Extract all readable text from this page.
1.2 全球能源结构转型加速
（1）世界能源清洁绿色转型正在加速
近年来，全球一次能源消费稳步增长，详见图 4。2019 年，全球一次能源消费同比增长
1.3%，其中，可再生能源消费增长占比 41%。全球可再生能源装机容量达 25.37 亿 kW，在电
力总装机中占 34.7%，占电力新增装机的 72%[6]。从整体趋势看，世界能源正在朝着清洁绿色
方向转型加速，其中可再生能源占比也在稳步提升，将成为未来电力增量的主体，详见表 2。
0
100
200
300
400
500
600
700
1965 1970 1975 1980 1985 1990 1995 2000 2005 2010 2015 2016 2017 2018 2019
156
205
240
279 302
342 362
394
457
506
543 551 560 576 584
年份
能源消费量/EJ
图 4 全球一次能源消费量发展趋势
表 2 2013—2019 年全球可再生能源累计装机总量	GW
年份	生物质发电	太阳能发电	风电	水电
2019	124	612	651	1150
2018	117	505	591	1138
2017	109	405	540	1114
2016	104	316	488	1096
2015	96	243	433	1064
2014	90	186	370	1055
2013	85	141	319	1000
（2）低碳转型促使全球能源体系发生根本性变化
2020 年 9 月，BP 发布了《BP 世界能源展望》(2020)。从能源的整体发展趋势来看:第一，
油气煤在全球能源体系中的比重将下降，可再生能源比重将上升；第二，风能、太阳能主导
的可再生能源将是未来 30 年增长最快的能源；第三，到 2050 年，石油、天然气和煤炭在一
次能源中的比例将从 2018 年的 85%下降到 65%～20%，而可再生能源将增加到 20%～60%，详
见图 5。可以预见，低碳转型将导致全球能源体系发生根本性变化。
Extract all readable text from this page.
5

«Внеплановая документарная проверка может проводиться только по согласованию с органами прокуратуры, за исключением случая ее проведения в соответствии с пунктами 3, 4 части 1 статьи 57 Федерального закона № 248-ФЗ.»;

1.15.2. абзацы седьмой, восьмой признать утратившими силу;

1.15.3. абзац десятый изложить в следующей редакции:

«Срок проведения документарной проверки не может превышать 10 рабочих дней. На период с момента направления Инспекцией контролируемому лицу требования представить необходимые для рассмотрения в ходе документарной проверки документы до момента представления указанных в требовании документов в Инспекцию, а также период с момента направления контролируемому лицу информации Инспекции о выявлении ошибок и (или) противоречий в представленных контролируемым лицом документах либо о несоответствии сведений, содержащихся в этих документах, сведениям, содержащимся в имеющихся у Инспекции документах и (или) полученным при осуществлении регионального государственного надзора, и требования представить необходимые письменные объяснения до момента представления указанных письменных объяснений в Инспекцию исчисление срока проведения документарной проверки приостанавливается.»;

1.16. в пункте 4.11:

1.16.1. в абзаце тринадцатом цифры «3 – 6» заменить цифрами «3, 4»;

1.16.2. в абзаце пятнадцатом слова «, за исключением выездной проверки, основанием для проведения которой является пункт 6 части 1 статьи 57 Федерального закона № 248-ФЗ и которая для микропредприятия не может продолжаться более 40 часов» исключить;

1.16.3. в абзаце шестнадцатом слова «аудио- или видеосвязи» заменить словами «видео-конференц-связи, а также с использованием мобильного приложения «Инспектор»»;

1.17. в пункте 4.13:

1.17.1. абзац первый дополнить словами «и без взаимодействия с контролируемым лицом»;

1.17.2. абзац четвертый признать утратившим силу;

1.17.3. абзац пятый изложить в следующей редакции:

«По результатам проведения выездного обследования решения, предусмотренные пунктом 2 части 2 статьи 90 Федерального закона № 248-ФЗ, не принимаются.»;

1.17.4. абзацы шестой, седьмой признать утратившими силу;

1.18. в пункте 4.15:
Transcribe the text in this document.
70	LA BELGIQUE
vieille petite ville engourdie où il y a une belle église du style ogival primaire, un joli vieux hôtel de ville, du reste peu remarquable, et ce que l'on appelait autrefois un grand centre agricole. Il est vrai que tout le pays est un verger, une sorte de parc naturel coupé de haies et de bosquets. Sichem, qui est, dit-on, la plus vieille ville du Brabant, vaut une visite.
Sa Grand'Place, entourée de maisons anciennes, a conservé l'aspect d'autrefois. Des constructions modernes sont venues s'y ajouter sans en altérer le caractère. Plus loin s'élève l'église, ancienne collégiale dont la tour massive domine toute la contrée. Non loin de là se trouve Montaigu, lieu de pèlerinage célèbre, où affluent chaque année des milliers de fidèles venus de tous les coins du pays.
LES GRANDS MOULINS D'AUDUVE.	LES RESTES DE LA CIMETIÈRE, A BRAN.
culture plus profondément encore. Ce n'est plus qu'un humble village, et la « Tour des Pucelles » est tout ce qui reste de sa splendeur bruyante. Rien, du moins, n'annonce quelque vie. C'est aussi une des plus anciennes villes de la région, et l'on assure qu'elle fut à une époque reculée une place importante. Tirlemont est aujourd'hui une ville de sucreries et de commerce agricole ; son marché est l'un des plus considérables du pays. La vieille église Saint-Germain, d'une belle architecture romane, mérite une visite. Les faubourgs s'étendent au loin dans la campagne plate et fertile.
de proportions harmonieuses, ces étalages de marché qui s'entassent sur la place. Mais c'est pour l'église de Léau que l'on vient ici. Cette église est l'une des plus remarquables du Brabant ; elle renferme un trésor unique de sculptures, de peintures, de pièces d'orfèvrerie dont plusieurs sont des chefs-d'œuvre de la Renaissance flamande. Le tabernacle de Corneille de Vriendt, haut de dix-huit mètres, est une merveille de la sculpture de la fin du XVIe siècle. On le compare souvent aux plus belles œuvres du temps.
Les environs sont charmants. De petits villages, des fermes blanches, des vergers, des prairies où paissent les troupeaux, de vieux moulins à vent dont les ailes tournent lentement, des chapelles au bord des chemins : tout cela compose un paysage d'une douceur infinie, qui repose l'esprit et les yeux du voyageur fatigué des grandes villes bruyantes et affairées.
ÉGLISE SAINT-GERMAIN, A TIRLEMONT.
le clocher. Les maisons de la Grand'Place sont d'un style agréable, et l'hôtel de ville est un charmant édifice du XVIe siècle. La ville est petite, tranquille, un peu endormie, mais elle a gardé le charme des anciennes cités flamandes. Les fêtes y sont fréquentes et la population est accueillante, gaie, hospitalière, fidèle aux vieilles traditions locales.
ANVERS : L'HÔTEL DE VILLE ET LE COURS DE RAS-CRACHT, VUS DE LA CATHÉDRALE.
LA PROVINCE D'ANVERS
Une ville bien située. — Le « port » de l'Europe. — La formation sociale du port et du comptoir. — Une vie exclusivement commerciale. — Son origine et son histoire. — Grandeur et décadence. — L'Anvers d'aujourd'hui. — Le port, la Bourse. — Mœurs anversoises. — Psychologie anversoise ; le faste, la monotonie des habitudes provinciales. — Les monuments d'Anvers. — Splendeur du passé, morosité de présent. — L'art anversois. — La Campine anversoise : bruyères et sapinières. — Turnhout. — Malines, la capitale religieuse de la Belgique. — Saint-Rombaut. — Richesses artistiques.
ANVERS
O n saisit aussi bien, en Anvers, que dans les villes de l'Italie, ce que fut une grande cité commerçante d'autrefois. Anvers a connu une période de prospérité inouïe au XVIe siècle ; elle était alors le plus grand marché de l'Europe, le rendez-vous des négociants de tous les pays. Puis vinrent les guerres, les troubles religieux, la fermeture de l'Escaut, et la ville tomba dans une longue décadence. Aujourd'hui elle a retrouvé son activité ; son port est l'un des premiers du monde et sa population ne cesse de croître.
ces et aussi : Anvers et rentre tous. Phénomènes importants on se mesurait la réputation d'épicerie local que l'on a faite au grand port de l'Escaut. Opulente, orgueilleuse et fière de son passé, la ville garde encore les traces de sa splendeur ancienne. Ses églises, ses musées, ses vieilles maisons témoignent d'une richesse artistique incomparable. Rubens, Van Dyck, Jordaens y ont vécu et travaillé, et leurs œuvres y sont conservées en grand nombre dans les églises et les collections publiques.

## EXERCISE DIRECTIONS
Pull every line containing "décadence" from the material above.

## RESPONSE TO THE EXERCISE
Une ville bien située. — Le « port » de l'Europe. — La formation sociale du port et du comptoir. — Une vie exclusivement commerciale. — Son origine et son histoire. — Grandeur et décadence. — L'Anvers d'aujourd'hui. — Le port, la Bourse. — Mœurs anversoises. — Psychologie anversoise ; le faste, la monotonie des habitudes provinciales. — Les monuments d'Anvers. — Splendeur du passé, morosité de présent. — L'art anversois. — La Campine anversoise : bruyères et sapinières. — Turnhout. — Malines, la capitale religieuse de la Belgique. — Saint-Rombaut. — Richesses artistiques.
O n saisit aussi bien, en Anvers, que dans les villes de l'Italie, ce que fut une grande cité commerçante d'autrefois. Anvers a connu une période de prospérité inouïe au XVIe siècle ; elle était alors le plus grand marché de l'Europe, le rendez-vous des négociants de tous les pays. Puis vinrent les guerres, les troubles religieux, la fermeture de l'Escaut, et la ville tomba dans une longue décadence. Aujourd'hui elle a retrouvé son activité ; son port est l'un des premiers du monde et sa population ne cesse de croître.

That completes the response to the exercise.